SOURCE EXCERPT —

** Start **

She made the remarks during the hearings in the Azerbaijani parliament on the "Recent developments on the line of contact: Problems of the international humanitarian law."


Muradova said that the international community is already aware that the conflict poses a serious threat.


“We all know that while mediators continue to make efforts to resolve the conflict, the Armenian side resorts to provocations on the contact line,” the vice-speaker said, noting that the Armenian provocations of early April resulted in deaths among the Azerbaijani population and caused detrimental effects on the environment.


She added that in order to prevent these provocations, Azerbaijani armed forces launched a counteroffensive and liberates several heights, as a result of which the myth of the invincibility of the Azerbaijani army was destroyed.

The vice-speaker said undesirable processes started for the Armenian leadership, and the civilian population in Nagorno-Karabakh began to understand that the conflict is no longer needed.

** End **

DATASET ENTRIES —
** Start **

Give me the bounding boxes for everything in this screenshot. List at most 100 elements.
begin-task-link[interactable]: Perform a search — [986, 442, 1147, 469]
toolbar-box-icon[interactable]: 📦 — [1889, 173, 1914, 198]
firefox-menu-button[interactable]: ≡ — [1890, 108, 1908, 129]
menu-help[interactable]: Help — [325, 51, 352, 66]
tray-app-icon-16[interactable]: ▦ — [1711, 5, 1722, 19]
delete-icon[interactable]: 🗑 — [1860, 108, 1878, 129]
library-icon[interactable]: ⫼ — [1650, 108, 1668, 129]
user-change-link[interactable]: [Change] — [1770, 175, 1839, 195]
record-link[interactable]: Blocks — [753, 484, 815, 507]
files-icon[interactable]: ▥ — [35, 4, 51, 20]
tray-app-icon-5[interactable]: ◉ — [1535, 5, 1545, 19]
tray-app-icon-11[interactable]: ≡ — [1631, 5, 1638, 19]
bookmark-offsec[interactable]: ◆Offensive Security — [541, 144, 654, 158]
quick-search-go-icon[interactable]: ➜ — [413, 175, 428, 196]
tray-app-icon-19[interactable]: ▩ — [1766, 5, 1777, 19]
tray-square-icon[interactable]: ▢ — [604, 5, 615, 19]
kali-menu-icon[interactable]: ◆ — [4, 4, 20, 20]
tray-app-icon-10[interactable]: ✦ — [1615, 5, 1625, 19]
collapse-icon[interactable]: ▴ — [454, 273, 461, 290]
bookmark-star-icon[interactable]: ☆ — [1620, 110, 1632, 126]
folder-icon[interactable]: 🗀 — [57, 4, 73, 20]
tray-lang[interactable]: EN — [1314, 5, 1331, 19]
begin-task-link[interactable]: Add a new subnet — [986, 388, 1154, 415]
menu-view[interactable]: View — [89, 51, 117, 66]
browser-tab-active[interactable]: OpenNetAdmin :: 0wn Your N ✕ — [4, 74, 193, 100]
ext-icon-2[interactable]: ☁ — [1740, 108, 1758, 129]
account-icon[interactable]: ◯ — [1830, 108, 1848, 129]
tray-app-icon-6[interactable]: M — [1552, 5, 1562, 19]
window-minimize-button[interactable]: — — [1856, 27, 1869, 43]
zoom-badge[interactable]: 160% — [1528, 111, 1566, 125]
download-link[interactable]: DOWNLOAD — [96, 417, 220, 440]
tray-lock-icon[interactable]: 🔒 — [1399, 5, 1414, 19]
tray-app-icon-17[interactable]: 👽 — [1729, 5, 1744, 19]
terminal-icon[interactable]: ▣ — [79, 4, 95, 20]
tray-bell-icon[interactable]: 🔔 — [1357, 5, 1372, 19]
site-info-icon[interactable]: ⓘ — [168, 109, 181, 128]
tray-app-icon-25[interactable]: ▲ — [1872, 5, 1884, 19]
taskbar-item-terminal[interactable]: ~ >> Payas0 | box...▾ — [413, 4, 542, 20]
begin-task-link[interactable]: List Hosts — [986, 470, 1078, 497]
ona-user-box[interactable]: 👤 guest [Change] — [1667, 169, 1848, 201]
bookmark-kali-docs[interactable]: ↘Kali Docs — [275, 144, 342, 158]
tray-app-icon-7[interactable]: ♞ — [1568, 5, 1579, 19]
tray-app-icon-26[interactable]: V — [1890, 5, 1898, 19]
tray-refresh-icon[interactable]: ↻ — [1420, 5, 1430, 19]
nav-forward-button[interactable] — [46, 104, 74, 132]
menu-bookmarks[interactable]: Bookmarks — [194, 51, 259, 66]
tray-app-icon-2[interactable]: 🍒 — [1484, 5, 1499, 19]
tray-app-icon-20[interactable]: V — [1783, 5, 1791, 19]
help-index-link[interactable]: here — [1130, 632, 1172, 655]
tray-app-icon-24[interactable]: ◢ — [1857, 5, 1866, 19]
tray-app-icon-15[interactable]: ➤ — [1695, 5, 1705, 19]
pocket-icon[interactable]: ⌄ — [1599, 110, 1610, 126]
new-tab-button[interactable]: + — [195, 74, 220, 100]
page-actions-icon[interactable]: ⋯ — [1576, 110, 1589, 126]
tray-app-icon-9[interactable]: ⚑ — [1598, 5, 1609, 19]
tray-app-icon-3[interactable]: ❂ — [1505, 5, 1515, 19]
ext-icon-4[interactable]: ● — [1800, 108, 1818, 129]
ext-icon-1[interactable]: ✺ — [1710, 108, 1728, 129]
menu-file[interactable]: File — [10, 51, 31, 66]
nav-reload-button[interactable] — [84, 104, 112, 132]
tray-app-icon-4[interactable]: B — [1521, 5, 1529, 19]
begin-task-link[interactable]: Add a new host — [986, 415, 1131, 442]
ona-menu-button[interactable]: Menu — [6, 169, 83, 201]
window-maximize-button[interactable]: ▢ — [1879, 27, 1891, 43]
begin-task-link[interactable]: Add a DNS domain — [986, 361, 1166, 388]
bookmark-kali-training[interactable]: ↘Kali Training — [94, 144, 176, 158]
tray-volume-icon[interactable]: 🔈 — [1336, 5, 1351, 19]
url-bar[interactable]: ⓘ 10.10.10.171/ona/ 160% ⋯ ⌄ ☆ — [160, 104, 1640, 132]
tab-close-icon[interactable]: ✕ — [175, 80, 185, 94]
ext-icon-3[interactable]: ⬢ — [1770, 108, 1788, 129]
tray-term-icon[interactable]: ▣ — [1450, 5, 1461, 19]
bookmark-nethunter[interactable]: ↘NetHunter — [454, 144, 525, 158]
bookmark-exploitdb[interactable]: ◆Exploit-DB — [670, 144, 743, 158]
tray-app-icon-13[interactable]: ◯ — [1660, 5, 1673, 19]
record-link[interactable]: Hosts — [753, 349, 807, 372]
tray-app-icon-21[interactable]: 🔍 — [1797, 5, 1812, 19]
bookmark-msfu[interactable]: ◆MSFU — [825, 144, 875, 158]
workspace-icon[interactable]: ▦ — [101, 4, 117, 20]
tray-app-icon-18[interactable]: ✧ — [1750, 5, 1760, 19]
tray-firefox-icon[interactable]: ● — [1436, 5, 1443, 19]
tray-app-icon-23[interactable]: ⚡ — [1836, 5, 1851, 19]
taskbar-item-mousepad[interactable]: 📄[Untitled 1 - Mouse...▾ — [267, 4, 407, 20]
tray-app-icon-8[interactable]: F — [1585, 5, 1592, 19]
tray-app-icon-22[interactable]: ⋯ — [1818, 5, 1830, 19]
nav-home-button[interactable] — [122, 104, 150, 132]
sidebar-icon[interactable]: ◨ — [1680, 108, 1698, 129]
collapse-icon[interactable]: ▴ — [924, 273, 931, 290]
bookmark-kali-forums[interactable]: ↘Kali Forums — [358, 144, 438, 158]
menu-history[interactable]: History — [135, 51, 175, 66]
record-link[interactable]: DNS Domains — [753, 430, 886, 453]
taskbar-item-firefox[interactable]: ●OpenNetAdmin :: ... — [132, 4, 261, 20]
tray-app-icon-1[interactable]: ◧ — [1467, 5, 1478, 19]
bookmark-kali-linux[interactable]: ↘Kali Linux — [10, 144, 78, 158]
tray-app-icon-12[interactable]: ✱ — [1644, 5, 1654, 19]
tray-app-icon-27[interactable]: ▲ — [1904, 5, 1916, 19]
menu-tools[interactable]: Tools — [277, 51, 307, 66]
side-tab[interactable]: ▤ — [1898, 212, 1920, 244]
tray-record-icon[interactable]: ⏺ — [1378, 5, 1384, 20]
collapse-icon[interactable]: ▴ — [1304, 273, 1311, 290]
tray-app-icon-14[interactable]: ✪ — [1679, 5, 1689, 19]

** End **

PROBLEM DESCRIPTION —
Answer these questions from the source excerpt:
1. What was the title of the hearings in the Azerbaijani parliament?
2. According to Muradova, what is the international community already aware of?
3. What did the Armenian provocations of early April result in, according to the vice-speaker?

RESULT OF THIS TASK —
1. "Recent developments on the line of contact: Problems of the international humanitarian law."
2. That the conflict poses a serious threat.
3. Deaths among the Azerbaijani population and detrimental effects on the environment.